▶ Задания:
• 1. Выпишите из отрывка интервью фрагмент, который открывается словами «- А вам его» и завершается словами «хотелось бы сыграть?».
• 2. Продолжите, пожалуйста, отрывок интервью, начав сразу после его последней фразы.

В его голосе звучит легкое недовольство, и я начинаю объяснять, почему мы задержались. Евгений принимает объяснения.
Он изменился. Три года назад я застала молодого Луи де Фюнеса, искрометного, крайне подвижного, заводного, который говорил о том, что больше не станет сниматься в комедиях, а будет играть Верховенского в «Бесах». И мне было жутко интересно посмотреть, что из этого получится... А сегодня в нем поселилась меланхолия. Сдержанный и задумчивый, он вежливо поинтересовался нашими успехами, и мы перешли к интервью.

- Евгений, за те три года, что прошли с нашей встречи, в вашей творческой биографии много чего произошло. Вы снялись у Михалкова. Помнится, вы говорили об этом с мечтательными нотками в голосе. Свершилось. Как вам работалось с Никитой Сергеевичем?
- Хорошо. Интересно. Сейчас крайне мало осталось режиссеров или просто так складывается моя жизнь, что те режиссеры, у которых я снимаюсь, даже очень хорошие, крайне редко так скрупулезно работают с актером. Никита Сергеевич работает подолгу, помногу разговаривает, приводит тебя в определенное эмоциональное состояние, подводит к тому, чтобы тебе были близки или по крайней мере понятны все мотивации, все душевные порывы твоего героя. И это, конечно, очень помогает. Еще он много показывает, что приводит к тому, что ты начинаешь ему подражать. Но, может, это и неплохо.
- Как вы оцениваете свою работу? Сам фильм?
- Мне трудно оценивать любую картину, в которой я снимался. Огромное количество переживаний, воспоминаний не позволяют посмотреть фильм спокойно, как если бы я был просто зрителем. По-разному. Что-то нравится, что-то нет. Это получилось такое огромное, гигантское, бесконечное полотно с очень ярко-выраженными переживаниями и размышлениями Никиты Сергеевича. Это многих раздражает. Как и его жизненная позиция.
- А вам его жизненная позиция близка?
- С ним всегда очень интересно. Когда ты оказываешься рядом, то попадаешь под его огромное бесконечное обаяние. Уже не говоря о том, что он живет жизнью такого русского барина конца или даже середины 19-го века, это вызывает и радость, и зависть, в хорошем смысле слова, белую, и восторг, потому что этот образ, эта жизнь мне кажется интересной, прекрасной. Что же касается того, что происходит вокруг Союза, – это политико-экономические распри. А я недостаточно политизирован для того, чтобы в них по-настоящему вникнуть, и поэтому не берусь и судить кого-то.

- В сокровищницах мировой художественной литературы по-прежнему достаточно ролей, которые вам хотелось бы сыграть?

(Данные о размещении элементов)
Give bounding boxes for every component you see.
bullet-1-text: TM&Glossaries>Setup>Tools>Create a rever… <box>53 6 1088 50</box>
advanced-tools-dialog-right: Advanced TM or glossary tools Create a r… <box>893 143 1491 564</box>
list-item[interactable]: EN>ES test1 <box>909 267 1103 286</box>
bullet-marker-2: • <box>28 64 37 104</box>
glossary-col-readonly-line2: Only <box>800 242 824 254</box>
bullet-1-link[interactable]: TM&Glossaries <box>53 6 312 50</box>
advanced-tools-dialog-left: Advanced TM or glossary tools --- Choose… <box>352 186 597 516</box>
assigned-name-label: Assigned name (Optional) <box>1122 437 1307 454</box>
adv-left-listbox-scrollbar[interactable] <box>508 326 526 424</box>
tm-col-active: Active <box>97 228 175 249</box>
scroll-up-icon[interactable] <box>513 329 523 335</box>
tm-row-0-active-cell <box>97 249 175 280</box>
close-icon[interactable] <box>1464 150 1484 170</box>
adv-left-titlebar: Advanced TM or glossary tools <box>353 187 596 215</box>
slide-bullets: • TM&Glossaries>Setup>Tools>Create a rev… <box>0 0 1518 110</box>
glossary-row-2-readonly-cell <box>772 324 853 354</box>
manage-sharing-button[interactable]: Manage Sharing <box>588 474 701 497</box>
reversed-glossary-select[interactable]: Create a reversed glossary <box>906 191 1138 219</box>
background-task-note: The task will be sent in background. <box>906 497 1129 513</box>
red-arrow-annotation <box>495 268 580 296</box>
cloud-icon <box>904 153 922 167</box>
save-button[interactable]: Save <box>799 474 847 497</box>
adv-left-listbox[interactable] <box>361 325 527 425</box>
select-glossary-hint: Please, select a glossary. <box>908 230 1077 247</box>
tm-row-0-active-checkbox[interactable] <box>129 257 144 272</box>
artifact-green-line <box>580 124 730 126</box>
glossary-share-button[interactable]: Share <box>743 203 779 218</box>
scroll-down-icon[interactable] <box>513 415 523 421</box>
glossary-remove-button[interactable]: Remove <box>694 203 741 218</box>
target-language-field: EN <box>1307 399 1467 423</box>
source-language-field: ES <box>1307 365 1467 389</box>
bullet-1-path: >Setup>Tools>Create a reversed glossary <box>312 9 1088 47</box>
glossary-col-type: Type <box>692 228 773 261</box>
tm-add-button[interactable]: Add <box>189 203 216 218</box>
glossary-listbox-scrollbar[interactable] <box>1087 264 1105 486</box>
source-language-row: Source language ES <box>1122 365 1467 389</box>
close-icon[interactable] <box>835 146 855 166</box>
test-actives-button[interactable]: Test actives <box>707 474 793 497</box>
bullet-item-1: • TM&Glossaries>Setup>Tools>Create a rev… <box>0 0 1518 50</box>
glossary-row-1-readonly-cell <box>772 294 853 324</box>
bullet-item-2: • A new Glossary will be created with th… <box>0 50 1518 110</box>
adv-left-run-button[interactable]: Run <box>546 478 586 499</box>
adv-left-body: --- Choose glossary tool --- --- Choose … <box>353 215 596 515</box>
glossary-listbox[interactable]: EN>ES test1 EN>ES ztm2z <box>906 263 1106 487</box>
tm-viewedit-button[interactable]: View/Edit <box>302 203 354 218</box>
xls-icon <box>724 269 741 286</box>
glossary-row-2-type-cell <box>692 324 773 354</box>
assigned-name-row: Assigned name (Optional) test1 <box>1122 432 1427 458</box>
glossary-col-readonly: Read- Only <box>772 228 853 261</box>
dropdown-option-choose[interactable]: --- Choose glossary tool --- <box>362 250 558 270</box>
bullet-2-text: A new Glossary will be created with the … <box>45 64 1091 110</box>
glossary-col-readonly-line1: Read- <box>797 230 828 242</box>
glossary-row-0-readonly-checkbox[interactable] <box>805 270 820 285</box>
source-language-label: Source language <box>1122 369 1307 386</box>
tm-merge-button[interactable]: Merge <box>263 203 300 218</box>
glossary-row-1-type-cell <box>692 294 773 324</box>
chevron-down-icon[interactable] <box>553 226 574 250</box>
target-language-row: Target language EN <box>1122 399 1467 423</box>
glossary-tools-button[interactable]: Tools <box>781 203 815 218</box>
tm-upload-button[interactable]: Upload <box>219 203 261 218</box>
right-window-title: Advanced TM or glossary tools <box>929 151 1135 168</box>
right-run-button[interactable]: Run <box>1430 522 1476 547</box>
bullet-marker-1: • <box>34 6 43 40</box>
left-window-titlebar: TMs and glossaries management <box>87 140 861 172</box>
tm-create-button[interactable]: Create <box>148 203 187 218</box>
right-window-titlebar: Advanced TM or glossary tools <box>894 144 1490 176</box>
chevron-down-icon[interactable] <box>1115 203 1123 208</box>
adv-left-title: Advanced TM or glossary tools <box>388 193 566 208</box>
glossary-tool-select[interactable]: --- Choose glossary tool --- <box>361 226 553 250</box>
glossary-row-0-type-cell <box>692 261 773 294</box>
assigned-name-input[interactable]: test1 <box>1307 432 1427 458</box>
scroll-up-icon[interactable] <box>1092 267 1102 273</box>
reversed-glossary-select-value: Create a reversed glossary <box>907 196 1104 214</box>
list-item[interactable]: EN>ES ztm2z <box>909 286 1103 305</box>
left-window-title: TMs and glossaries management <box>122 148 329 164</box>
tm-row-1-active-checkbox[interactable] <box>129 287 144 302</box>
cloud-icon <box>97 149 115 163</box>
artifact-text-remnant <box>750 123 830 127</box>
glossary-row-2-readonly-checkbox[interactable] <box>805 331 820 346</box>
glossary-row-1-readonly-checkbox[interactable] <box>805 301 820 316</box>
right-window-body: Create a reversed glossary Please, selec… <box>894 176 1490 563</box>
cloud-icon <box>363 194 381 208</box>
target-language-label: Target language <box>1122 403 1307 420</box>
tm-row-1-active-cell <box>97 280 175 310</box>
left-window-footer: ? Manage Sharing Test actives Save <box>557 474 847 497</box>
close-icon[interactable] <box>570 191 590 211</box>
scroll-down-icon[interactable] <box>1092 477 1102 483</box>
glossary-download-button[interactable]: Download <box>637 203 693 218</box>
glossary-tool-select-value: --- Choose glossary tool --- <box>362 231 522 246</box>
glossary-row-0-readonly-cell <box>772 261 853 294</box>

▶ Ответы к заданиям:
• 1.
- А вам его жизненная позиция близка?
- С ним всегда очень интересно. Когда ты оказываешься рядом, то попадаешь под его огромное бесконечное обаяние. Уже не говоря о том, что он живет жизнью такого русского барина конца или даже середины 19-го века, это вызывает и радость, и зависть, в хорошем смысле слова, белую, и восторг, потому что этот образ, эта жизнь мне кажется интересной, прекрасной. Что же касается того, что происходит вокруг Союза, – это политико-экономические распри. А я недостаточно политизирован для того, чтобы в них по-настоящему вникнуть, и поэтому не берусь и судить кого-то.

- В сокровищницах мировой художественной литературы по-прежнему достаточно ролей, которые вам хотелось бы сыграть?

• 2.
- Да, конечно. Я много лет думал о том, что мне хотелось бы сыграть Ричарда Третьего. Полтора года назад мы выпустили спектакль «Девушка и революционер», где я играл Сталина. И в какой-то степени мои амбиции можно считать удовлетворенными.
- Как вам процесс вживания в этот образ? Ведь важно передать не только внешние проявления …
- Более того, я старался через внутреннее прийти к внешнему. Я не приклеивал себе нос, у меня не было сухой руки и почти нет акцента. Я мало думал о том, чтобы было похоже именно на Сталина. Но очень много думал о роли диктатора, о том, как и из какого теста делается подобный человек, в чем заключается его привлекательность, его обаяние, его харизма, как он, совершающий безусловно чудовищные поступки, вызывает не только ужас и страх, но и любовь очень во многих людях, и в том числе в посвященных и понимающих, что он из себя представляет. За счет чего это происходит? Рассуждая об этом, я готовился к этой роли. Ну а дальше в качестве путеводной нити была прекрасная пьеса, которая сначала меня как раз и напугала из-за того, что она очень необычна, не биографическая, не вполне реальная, поэтому крайне спорная с точки зрения исторической правды. Но она очень здорово написана, позволяет рассмотреть образ Сталина и то, что и каким образом он сделал.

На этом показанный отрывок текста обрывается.